Entries =
------

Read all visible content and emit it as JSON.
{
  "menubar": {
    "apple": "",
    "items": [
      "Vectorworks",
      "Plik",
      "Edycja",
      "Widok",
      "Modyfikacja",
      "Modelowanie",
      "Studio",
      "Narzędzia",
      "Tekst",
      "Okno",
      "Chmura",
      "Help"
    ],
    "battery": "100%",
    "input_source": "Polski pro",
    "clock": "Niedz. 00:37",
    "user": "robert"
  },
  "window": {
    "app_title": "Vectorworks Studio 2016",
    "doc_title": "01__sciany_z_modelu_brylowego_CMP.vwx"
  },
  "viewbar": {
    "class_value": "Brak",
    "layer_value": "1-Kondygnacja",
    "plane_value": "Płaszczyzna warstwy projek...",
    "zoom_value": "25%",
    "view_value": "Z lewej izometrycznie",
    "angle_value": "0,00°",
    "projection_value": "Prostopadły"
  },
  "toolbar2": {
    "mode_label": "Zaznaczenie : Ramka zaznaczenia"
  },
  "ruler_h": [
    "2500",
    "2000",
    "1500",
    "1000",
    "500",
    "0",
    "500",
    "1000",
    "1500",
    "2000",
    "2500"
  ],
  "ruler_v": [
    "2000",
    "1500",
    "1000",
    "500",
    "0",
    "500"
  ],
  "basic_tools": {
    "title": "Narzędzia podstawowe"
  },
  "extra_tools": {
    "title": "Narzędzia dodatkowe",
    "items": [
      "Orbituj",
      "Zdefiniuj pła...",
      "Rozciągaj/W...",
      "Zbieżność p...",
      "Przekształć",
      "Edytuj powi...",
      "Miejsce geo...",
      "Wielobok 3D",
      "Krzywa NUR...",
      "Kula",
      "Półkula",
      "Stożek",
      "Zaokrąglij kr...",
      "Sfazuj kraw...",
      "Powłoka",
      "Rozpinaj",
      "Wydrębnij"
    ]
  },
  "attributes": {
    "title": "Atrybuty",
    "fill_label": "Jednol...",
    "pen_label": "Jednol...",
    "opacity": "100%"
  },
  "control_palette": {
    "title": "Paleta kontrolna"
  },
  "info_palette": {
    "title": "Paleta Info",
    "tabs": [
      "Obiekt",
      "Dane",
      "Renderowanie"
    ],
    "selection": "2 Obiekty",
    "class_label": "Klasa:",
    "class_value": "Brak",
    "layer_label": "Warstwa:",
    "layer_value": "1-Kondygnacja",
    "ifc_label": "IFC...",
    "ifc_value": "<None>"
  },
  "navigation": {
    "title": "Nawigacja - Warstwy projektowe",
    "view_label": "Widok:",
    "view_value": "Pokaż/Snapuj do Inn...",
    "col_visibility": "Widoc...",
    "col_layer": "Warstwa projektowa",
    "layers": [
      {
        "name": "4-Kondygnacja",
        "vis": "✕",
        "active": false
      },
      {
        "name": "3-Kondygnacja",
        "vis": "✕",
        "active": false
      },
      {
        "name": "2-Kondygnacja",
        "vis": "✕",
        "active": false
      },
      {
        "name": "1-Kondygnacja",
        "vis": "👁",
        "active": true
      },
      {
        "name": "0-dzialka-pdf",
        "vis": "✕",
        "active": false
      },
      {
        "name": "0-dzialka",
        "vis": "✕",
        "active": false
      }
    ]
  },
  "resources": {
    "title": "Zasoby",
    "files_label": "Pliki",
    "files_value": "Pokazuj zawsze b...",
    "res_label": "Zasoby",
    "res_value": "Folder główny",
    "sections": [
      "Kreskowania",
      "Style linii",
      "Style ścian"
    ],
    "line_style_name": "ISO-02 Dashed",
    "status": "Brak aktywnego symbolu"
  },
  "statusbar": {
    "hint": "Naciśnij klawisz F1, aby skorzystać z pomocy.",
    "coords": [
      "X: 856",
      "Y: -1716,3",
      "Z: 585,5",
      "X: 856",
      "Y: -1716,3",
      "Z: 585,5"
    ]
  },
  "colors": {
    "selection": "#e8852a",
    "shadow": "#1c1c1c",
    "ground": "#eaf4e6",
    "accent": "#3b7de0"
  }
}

------

Given task = Make an exact copy of every line in the data.

Answer in full =
Read all visible content and emit it as JSON.
{
  "menubar": {
    "apple": "",
    "items": [
      "Vectorworks",
      "Plik",
      "Edycja",
      "Widok",
      "Modyfikacja",
      "Modelowanie",
      "Studio",
      "Narzędzia",
      "Tekst",
      "Okno",
      "Chmura",
      "Help"
    ],
    "battery": "100%",
    "input_source": "Polski pro",
    "clock": "Niedz. 00:37",
    "user": "robert"
  },
  "window": {
    "app_title": "Vectorworks Studio 2016",
    "doc_title": "01__sciany_z_modelu_brylowego_CMP.vwx"
  },
  "viewbar": {
    "class_value": "Brak",
    "layer_value": "1-Kondygnacja",
    "plane_value": "Płaszczyzna warstwy projek...",
    "zoom_value": "25%",
    "view_value": "Z lewej izometrycznie",
    "angle_value": "0,00°",
    "projection_value": "Prostopadły"
  },
  "toolbar2": {
    "mode_label": "Zaznaczenie : Ramka zaznaczenia"
  },
  "ruler_h": [
    "2500",
    "2000",
    "1500",
    "1000",
    "500",
    "0",
    "500",
    "1000",
    "1500",
    "2000",
    "2500"
  ],
  "ruler_v": [
    "2000",
    "1500",
    "1000",
    "500",
    "0",
    "500"
  ],
  "basic_tools": {
    "title": "Narzędzia podstawowe"
  },
  "extra_tools": {
    "title": "Narzędzia dodatkowe",
    "items": [
      "Orbituj",
      "Zdefiniuj pła...",
      "Rozciągaj/W...",
      "Zbieżność p...",
      "Przekształć",
      "Edytuj powi...",
      "Miejsce geo...",
      "Wielobok 3D",
      "Krzywa NUR...",
      "Kula",
      "Półkula",
      "Stożek",
      "Zaokrąglij kr...",
      "Sfazuj kraw...",
      "Powłoka",
      "Rozpinaj",
      "Wydrębnij"
    ]
  },
  "attributes": {
    "title": "Atrybuty",
    "fill_label": "Jednol...",
    "pen_label": "Jednol...",
    "opacity": "100%"
  },
  "control_palette": {
    "title": "Paleta kontrolna"
  },
  "info_palette": {
    "title": "Paleta Info",
    "tabs": [
      "Obiekt",
      "Dane",
      "Renderowanie"
    ],
    "selection": "2 Obiekty",
    "class_label": "Klasa:",
    "class_value": "Brak",
    "layer_label": "Warstwa:",
    "layer_value": "1-Kondygnacja",
    "ifc_label": "IFC...",
    "ifc_value": "<None>"
  },
  "navigation": {
    "title": "Nawigacja - Warstwy projektowe",
    "view_label": "Widok:",
    "view_value": "Pokaż/Snapuj do Inn...",
    "col_visibility": "Widoc...",
    "col_layer": "Warstwa projektowa",
    "layers": [
      {
        "name": "4-Kondygnacja",
        "vis": "✕",
        "active": false
      },
      {
        "name": "3-Kondygnacja",
        "vis": "✕",
        "active": false
      },
      {
        "name": "2-Kondygnacja",
        "vis": "✕",
        "active": false
      },
      {
        "name": "1-Kondygnacja",
        "vis": "👁",
        "active": true
      },
      {
        "name": "0-dzialka-pdf",
        "vis": "✕",
        "active": false
      },
      {
        "name": "0-dzialka",
        "vis": "✕",
        "active": false
      }
    ]
  },
  "resources": {
    "title": "Zasoby",
    "files_label": "Pliki",
    "files_value": "Pokazuj zawsze b...",
    "res_label": "Zasoby",
    "res_value": "Folder główny",
    "sections": [
      "Kreskowania",
      "Style linii",
      "Style ścian"
    ],
    "line_style_name": "ISO-02 Dashed",
    "status": "Brak aktywnego symbolu"
  },
  "statusbar": {
    "hint": "Naciśnij klawisz F1, aby skorzystać z pomocy.",
    "coords": [
      "X: 856",
      "Y: -1716,3",
      "Z: 585,5",
      "X: 856",
      "Y: -1716,3",
      "Z: 585,5"
    ]
  },
  "colors": {
    "selection": "#e8852a",
    "shadow": "#1c1c1c",
    "ground": "#eaf4e6",
    "accent": "#3b7de0"
  }
}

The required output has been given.